> **Exercise brief**: Quote, word for word, every line starting at the line that contains "Parse this screenshot: output" and ending with the last line of the records; include both of these lines and no others.

> **Records provided**:

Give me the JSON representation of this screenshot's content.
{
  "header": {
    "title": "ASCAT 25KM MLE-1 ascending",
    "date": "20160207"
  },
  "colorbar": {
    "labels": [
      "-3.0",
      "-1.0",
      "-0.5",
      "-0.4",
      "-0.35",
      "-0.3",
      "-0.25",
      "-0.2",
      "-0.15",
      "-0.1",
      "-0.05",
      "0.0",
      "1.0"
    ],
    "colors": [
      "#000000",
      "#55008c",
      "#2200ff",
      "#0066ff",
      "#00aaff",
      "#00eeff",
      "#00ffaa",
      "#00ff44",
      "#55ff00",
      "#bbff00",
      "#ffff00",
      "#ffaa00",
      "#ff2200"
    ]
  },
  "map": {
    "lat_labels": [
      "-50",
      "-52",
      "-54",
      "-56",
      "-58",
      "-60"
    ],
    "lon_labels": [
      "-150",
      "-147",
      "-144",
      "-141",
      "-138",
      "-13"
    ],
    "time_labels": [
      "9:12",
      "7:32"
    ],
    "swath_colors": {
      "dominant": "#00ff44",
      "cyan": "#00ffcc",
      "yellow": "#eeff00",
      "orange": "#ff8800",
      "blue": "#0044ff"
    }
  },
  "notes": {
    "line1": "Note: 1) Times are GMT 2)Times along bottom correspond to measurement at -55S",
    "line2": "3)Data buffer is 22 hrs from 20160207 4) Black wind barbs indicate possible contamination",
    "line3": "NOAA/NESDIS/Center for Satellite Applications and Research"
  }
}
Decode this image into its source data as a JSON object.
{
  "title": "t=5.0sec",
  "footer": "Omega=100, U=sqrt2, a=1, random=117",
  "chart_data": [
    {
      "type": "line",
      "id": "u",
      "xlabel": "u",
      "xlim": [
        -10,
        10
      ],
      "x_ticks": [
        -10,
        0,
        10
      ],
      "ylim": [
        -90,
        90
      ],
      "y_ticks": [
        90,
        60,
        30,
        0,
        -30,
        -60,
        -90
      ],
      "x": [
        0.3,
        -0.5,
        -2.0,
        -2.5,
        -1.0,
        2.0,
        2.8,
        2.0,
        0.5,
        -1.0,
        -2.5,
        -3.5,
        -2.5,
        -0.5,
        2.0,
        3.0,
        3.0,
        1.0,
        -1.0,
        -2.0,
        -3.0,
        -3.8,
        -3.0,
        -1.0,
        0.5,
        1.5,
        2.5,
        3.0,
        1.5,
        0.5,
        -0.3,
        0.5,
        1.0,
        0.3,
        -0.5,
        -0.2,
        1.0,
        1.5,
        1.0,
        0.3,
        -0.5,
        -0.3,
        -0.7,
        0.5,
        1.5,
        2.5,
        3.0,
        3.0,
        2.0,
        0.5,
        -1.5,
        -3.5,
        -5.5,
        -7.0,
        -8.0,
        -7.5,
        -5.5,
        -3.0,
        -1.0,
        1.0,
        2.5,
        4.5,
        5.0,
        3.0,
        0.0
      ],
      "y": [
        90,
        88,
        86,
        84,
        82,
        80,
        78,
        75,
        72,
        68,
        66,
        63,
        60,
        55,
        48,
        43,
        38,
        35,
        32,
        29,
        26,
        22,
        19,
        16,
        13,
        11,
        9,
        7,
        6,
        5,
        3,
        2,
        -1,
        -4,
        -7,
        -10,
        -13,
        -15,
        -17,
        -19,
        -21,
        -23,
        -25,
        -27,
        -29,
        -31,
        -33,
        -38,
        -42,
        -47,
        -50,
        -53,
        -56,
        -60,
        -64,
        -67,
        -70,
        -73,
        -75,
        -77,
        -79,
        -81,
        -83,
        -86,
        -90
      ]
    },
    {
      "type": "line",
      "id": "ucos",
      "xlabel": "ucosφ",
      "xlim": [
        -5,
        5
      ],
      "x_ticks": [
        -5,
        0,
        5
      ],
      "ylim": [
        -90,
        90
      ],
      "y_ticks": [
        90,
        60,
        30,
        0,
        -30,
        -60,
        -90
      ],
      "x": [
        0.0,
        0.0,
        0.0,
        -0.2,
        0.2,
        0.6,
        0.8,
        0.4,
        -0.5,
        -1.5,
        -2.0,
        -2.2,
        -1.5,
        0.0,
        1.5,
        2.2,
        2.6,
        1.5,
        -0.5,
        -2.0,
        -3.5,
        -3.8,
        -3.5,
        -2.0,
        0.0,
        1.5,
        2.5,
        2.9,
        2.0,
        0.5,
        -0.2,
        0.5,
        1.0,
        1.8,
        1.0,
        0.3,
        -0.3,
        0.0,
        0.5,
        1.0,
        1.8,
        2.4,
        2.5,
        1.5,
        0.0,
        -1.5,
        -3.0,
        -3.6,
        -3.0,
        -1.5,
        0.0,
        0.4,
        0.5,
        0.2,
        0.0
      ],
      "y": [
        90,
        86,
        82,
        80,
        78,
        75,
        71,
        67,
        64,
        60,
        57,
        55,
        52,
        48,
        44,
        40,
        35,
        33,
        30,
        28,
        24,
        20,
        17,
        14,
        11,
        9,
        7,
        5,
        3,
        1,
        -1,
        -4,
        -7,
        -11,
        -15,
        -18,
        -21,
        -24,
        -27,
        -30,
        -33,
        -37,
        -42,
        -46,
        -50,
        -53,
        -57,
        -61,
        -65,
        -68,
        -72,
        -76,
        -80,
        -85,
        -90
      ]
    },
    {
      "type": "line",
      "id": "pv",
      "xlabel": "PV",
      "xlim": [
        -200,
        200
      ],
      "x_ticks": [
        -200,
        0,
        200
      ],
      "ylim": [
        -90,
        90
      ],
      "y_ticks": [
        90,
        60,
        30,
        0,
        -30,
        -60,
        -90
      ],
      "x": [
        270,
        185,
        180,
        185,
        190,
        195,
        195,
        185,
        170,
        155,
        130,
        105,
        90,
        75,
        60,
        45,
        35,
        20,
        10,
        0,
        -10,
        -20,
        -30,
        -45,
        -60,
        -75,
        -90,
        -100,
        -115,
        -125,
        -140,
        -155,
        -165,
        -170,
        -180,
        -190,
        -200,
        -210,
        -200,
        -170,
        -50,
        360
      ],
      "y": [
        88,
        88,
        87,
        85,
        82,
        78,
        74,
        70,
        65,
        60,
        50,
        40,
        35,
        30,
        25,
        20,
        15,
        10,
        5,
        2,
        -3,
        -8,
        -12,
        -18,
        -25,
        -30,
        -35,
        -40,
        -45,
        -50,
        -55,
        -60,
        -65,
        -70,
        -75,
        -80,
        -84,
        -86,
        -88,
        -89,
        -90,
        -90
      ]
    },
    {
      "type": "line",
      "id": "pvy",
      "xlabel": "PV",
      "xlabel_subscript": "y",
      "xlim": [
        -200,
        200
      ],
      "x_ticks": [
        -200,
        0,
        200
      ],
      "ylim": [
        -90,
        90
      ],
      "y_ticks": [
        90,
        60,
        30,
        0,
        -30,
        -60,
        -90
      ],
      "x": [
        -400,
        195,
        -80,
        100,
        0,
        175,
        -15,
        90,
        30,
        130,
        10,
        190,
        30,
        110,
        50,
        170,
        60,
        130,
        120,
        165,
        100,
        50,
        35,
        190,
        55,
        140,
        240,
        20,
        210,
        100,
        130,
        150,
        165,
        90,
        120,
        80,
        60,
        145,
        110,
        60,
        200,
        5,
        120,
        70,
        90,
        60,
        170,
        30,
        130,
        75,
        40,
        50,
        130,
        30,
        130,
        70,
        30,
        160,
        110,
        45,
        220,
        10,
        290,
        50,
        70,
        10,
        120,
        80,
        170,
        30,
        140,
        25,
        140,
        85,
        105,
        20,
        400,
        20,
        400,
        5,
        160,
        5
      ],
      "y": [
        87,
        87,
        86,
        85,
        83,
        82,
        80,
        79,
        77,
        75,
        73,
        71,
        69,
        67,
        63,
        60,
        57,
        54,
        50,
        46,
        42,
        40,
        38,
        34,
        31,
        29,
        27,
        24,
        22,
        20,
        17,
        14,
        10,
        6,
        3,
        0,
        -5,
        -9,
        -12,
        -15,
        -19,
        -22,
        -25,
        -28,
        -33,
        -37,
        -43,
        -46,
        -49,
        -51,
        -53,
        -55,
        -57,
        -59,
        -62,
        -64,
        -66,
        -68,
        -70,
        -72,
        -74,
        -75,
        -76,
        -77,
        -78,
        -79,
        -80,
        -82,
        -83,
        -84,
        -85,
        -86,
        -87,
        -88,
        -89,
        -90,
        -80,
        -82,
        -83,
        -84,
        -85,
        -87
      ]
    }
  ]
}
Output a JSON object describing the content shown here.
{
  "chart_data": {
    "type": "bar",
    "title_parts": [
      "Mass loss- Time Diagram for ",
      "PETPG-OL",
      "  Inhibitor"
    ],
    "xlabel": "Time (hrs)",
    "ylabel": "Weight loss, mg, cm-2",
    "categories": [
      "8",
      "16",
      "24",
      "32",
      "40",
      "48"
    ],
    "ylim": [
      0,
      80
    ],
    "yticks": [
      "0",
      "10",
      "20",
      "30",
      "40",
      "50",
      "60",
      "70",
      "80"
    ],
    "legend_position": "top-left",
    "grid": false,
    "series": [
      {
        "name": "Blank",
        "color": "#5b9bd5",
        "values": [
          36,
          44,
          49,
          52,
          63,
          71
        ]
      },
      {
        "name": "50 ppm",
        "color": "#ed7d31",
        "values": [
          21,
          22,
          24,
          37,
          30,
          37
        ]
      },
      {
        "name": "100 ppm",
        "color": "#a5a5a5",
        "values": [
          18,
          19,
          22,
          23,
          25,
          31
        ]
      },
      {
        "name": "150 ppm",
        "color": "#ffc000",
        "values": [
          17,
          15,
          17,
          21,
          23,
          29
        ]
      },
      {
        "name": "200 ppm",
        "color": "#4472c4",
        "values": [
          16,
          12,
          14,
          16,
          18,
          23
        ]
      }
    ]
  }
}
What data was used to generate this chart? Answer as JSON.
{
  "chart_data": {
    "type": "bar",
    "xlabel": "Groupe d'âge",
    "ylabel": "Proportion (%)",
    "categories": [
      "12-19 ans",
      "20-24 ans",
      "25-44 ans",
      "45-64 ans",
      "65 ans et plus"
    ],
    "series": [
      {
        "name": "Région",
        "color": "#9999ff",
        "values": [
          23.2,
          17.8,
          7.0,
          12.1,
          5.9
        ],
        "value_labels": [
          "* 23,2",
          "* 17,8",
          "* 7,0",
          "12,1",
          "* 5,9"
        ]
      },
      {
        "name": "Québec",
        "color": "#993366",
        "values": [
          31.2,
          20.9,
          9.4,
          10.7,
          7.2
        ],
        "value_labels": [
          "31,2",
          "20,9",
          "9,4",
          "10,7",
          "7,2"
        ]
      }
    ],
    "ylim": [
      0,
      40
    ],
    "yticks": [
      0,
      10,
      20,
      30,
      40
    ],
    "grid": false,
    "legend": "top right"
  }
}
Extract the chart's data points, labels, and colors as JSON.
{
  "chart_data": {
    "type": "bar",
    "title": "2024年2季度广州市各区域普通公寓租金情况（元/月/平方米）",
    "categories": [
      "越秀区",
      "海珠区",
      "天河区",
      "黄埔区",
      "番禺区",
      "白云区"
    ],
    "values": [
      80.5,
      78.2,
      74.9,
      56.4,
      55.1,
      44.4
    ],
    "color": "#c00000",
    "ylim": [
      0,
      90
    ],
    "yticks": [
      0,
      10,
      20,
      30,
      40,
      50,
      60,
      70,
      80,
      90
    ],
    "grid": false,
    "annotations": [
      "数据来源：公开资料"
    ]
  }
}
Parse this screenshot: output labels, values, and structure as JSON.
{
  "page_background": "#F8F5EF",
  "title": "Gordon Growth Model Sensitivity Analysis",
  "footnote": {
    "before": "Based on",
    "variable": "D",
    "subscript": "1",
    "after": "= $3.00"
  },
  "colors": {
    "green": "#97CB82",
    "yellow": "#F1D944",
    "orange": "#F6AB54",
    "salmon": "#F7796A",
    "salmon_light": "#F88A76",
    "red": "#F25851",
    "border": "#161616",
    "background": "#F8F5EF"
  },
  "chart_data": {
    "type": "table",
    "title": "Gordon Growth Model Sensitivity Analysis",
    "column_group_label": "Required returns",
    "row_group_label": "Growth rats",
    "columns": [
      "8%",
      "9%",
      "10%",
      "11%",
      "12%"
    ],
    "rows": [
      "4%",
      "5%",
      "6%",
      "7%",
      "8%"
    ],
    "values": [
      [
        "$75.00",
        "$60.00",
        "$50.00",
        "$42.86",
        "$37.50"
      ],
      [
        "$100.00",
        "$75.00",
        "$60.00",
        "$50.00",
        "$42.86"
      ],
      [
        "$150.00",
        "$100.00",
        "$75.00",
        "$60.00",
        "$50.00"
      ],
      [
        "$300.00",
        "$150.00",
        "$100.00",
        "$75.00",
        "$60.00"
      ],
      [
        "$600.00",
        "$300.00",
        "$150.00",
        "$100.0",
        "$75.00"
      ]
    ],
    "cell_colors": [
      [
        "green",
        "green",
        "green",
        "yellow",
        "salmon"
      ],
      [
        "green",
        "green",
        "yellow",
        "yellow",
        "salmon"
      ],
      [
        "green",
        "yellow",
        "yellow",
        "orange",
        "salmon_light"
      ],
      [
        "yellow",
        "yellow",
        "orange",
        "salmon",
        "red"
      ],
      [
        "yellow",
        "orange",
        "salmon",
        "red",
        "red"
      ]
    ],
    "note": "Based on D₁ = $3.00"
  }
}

> **Answer to the problem**:
Parse this screenshot: output labels, values, and structure as JSON.
{
  "page_background": "#F8F5EF",
  "title": "Gordon Growth Model Sensitivity Analysis",
  "footnote": {
    "before": "Based on",
    "variable": "D",
    "subscript": "1",
    "after": "= $3.00"
  },
  "colors": {
    "green": "#97CB82",
    "yellow": "#F1D944",
    "orange": "#F6AB54",
    "salmon": "#F7796A",
    "salmon_light": "#F88A76",
    "red": "#F25851",
    "border": "#161616",
    "background": "#F8F5EF"
  },
  "chart_data": {
    "type": "table",
    "title": "Gordon Growth Model Sensitivity Analysis",
    "column_group_label": "Required returns",
    "row_group_label": "Growth rats",
    "columns": [
      "8%",
      "9%",
      "10%",
      "11%",
      "12%"
    ],
    "rows": [
      "4%",
      "5%",
      "6%",
      "7%",
      "8%"
    ],
    "values": [
      [
        "$75.00",
        "$60.00",
        "$50.00",
        "$42.86",
        "$37.50"
      ],
      [
        "$100.00",
        "$75.00",
        "$60.00",
        "$50.00",
        "$42.86"
      ],
      [
        "$150.00",
        "$100.00",
        "$75.00",
        "$60.00",
        "$50.00"
      ],
      [
        "$300.00",
        "$150.00",
        "$100.00",
        "$75.00",
        "$60.00"
      ],
      [
        "$600.00",
        "$300.00",
        "$150.00",
        "$100.0",
        "$75.00"
      ]
    ],
    "cell_colors": [
      [
        "green",
        "green",
        "green",
        "yellow",
        "salmon"
      ],
      [
        "green",
        "green",
        "yellow",
        "yellow",
        "salmon"
      ],
      [
        "green",
        "yellow",
        "yellow",
        "orange",
        "salmon_light"
      ],
      [
        "yellow",
        "yellow",
        "orange",
        "salmon",
        "red"
      ],
      [
        "yellow",
        "orange",
        "salmon",
        "red",
        "red"
      ]
    ],
    "note": "Based on D₁ = $3.00"
  }
}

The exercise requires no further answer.